# [Instructions to follow]
Each line below either holds the string "Manage" or doesn't. Count those that do and give only the number.

# [Records for this task]
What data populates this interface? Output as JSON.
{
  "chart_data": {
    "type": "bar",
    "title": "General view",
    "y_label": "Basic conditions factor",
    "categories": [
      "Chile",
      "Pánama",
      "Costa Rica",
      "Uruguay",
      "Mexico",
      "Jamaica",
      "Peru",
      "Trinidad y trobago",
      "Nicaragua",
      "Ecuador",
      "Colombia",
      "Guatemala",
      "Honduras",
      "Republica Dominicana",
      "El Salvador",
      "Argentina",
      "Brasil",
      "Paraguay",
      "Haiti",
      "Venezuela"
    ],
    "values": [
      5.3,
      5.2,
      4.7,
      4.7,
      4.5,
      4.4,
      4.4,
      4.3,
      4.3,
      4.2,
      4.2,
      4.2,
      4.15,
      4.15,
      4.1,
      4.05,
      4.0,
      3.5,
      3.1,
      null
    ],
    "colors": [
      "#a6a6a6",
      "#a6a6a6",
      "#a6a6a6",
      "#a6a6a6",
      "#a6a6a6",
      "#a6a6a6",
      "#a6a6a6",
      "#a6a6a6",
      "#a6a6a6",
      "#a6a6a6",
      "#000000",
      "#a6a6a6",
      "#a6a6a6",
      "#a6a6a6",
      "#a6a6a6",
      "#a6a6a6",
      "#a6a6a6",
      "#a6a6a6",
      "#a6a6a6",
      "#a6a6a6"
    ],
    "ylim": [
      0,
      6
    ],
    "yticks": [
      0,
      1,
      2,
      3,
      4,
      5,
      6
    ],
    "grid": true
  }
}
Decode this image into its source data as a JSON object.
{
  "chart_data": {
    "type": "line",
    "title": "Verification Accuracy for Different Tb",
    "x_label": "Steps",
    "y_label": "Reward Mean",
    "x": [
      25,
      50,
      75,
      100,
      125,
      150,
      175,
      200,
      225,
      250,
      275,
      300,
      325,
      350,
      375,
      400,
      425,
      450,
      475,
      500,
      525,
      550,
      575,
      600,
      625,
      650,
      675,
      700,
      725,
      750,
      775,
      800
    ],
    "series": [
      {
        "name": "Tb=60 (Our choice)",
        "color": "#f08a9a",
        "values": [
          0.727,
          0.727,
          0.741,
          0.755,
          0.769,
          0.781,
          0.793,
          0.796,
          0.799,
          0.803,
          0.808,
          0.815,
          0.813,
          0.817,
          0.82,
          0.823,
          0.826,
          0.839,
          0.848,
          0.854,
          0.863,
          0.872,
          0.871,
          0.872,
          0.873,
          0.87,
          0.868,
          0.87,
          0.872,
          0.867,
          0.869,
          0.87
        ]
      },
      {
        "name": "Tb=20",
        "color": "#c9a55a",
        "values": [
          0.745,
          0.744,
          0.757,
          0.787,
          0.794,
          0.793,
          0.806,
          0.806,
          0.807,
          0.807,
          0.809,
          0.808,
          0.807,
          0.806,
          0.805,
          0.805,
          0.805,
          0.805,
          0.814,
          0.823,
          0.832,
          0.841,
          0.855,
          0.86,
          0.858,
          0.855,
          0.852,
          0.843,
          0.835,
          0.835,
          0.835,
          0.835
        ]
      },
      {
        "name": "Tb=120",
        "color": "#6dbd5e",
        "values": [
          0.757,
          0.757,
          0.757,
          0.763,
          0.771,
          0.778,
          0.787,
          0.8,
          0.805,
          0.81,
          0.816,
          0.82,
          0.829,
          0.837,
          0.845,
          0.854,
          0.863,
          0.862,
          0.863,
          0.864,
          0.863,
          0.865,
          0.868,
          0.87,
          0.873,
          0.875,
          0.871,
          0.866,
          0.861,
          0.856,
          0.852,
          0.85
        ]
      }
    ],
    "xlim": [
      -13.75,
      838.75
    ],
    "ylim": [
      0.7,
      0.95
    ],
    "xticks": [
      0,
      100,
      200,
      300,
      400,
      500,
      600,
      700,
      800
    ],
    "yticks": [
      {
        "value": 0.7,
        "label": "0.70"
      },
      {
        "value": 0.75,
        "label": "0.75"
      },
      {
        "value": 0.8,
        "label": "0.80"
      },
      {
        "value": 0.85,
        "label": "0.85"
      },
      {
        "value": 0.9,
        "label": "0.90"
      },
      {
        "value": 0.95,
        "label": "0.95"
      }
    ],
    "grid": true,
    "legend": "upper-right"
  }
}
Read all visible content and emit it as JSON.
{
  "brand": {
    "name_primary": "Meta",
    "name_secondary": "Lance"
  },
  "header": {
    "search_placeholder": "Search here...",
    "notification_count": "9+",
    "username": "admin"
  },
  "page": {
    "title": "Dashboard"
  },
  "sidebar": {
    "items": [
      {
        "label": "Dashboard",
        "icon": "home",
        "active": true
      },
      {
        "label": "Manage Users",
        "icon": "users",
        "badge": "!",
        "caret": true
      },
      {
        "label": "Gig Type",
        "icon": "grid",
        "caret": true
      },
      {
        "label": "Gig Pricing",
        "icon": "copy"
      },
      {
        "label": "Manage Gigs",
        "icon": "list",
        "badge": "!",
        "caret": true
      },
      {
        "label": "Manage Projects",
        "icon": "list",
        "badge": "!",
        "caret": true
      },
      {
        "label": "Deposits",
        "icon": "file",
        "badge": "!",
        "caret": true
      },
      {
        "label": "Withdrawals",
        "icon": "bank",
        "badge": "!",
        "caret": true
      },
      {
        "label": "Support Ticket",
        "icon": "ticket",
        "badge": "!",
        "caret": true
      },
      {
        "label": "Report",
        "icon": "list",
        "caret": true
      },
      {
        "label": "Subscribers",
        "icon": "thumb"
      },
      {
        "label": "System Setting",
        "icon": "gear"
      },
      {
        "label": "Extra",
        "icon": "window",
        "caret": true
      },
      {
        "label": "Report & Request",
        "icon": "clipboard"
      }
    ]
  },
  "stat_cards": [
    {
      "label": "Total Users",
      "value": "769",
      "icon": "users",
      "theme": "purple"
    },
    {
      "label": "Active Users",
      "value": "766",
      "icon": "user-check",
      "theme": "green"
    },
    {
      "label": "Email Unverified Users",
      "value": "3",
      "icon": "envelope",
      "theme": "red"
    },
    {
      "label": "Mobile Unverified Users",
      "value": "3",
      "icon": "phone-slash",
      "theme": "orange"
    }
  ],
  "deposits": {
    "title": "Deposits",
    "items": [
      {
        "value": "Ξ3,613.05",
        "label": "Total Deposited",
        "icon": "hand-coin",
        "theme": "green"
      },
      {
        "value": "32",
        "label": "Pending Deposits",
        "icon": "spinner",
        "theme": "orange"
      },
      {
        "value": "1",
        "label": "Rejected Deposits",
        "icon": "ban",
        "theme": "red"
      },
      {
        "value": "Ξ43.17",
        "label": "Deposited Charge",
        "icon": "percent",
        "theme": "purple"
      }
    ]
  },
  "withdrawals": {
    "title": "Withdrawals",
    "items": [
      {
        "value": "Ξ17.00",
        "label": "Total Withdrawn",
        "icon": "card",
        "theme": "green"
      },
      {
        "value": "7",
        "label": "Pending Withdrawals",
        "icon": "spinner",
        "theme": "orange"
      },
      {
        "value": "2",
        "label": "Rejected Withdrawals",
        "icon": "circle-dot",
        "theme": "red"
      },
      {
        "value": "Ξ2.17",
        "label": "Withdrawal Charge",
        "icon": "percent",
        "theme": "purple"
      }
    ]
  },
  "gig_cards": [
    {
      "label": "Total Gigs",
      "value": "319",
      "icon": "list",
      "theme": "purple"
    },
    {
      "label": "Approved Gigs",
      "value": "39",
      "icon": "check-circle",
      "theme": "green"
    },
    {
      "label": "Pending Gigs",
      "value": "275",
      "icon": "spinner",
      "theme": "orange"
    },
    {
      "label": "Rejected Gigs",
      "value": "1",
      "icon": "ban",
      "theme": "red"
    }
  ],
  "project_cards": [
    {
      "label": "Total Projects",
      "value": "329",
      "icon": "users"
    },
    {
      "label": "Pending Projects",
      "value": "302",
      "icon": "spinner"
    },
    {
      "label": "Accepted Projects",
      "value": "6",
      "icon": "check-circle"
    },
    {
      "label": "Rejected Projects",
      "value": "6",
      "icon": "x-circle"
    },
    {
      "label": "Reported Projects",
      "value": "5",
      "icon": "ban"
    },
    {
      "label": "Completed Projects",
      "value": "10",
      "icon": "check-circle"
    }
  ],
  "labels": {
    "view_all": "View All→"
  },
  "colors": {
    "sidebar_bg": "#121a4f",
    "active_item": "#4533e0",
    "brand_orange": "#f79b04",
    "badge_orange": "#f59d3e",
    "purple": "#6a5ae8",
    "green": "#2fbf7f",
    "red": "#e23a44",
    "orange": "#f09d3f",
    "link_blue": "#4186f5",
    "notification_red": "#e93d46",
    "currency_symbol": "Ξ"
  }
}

# [Response]
3